Direction - Check every line for the word "selection" and state how many lines have it. Reply with the number alone.
— START OF Records to use —
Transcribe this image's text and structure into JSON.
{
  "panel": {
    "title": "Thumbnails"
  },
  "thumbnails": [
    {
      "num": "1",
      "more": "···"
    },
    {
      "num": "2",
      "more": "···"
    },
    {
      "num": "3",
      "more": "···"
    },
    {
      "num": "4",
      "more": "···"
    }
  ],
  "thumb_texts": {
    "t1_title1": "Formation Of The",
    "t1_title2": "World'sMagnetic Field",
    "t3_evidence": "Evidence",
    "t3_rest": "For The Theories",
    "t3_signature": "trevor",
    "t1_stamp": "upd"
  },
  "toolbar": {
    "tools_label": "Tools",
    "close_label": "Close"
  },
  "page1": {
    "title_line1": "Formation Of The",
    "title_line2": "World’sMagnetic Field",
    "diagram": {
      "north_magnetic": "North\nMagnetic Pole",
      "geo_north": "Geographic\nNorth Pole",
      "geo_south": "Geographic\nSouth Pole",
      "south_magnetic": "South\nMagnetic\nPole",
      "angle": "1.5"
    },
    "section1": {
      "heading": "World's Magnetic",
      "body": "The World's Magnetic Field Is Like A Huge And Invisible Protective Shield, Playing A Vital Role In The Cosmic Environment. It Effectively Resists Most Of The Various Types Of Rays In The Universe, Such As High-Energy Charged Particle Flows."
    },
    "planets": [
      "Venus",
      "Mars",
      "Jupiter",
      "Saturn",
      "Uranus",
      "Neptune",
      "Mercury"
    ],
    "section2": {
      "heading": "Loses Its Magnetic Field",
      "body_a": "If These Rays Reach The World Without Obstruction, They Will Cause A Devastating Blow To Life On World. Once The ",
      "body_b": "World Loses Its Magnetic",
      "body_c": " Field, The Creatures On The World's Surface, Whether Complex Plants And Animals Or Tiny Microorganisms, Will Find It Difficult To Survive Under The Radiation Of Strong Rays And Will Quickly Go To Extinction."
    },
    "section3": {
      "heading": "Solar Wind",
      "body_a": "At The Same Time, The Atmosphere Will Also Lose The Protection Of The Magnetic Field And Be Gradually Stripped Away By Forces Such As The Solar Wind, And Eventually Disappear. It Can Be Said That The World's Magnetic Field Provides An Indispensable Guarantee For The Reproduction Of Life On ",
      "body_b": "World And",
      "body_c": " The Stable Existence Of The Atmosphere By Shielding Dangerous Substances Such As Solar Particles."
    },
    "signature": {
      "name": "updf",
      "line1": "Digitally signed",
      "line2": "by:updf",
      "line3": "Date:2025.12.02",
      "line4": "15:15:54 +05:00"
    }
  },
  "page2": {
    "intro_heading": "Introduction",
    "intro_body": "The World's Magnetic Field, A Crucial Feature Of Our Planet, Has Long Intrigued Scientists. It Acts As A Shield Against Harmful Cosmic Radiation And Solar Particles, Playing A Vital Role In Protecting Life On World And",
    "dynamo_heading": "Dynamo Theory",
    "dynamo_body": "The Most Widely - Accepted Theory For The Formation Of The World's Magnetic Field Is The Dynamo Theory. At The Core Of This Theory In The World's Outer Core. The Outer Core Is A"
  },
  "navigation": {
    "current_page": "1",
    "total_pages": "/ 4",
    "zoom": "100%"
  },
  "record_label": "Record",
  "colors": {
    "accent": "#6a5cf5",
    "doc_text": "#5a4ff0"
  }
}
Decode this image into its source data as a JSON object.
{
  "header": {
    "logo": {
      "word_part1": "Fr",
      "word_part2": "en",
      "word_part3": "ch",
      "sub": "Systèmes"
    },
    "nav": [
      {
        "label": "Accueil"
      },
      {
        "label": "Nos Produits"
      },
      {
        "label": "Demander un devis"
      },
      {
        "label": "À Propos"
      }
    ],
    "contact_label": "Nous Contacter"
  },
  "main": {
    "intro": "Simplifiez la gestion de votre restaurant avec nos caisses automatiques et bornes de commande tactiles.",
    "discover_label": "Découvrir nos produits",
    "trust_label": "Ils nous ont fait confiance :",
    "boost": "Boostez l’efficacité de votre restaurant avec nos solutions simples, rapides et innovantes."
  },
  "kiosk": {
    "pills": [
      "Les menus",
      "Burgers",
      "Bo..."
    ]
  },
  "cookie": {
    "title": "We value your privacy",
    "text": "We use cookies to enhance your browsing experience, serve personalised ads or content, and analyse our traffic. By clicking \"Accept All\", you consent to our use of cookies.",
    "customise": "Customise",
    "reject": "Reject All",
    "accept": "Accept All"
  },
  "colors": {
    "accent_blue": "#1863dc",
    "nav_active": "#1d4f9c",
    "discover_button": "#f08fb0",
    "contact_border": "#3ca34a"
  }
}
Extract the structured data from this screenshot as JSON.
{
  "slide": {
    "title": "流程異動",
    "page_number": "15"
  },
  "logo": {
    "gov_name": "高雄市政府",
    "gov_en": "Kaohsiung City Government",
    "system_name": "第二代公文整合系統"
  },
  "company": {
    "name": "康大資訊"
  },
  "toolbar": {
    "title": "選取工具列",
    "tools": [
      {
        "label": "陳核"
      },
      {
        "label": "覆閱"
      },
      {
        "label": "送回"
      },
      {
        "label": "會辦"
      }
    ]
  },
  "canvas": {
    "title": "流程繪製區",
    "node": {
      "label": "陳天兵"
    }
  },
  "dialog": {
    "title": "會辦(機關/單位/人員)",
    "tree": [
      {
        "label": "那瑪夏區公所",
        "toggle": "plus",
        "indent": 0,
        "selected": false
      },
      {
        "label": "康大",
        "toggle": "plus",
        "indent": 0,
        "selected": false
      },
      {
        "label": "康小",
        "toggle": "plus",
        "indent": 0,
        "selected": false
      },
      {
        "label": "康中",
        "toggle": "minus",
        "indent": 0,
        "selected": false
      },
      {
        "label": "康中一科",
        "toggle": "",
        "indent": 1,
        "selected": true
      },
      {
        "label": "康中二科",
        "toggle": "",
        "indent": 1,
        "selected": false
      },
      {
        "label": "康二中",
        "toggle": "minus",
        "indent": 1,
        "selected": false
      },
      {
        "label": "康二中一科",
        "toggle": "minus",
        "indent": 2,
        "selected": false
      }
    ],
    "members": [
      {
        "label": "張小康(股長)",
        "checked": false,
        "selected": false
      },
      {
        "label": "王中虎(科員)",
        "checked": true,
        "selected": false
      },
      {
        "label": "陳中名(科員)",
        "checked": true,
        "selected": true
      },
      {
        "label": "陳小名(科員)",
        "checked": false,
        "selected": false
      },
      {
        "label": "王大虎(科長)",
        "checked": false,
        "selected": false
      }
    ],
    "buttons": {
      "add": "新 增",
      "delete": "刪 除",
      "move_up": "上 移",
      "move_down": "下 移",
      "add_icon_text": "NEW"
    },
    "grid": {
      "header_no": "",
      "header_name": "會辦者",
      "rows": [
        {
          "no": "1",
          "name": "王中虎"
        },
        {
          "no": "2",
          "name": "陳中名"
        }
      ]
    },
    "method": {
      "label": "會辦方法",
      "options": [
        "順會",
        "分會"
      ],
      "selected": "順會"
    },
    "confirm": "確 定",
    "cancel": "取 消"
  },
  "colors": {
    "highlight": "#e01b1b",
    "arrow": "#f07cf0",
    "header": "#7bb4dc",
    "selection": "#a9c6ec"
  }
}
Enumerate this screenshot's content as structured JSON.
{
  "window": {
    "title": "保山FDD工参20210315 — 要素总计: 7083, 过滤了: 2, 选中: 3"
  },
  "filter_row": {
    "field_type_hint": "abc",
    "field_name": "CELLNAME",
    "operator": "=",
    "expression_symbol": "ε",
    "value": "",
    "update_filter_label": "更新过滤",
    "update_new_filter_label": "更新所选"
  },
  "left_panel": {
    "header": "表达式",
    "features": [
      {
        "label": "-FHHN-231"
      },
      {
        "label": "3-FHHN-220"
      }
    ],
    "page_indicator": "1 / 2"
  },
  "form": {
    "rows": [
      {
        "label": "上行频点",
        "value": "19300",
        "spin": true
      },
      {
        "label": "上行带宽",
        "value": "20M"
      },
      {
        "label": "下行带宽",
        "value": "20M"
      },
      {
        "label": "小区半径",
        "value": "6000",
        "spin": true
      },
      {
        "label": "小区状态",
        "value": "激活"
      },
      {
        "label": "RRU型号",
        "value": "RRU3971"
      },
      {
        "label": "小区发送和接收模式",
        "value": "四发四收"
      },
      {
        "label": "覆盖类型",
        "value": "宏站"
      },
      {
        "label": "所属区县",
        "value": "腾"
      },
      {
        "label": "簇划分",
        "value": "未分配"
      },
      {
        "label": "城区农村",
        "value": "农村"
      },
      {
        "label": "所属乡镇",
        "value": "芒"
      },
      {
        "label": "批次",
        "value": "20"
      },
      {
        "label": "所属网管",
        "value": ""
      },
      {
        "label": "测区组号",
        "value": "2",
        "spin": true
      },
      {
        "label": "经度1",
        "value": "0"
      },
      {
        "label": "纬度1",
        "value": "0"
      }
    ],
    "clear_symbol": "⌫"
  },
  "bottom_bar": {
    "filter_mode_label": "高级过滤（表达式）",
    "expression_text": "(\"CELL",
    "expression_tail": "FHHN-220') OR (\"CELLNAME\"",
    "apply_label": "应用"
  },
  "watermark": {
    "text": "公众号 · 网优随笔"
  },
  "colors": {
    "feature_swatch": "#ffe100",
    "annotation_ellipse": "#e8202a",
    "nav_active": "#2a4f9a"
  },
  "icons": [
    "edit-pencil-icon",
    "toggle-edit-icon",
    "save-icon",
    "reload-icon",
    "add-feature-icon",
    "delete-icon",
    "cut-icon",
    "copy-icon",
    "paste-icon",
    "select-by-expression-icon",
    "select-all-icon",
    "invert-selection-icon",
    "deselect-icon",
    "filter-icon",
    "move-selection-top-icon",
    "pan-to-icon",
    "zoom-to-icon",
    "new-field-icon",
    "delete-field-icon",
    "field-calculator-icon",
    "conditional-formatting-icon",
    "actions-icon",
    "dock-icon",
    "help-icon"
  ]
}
— END OF Records to use —
Result below - 3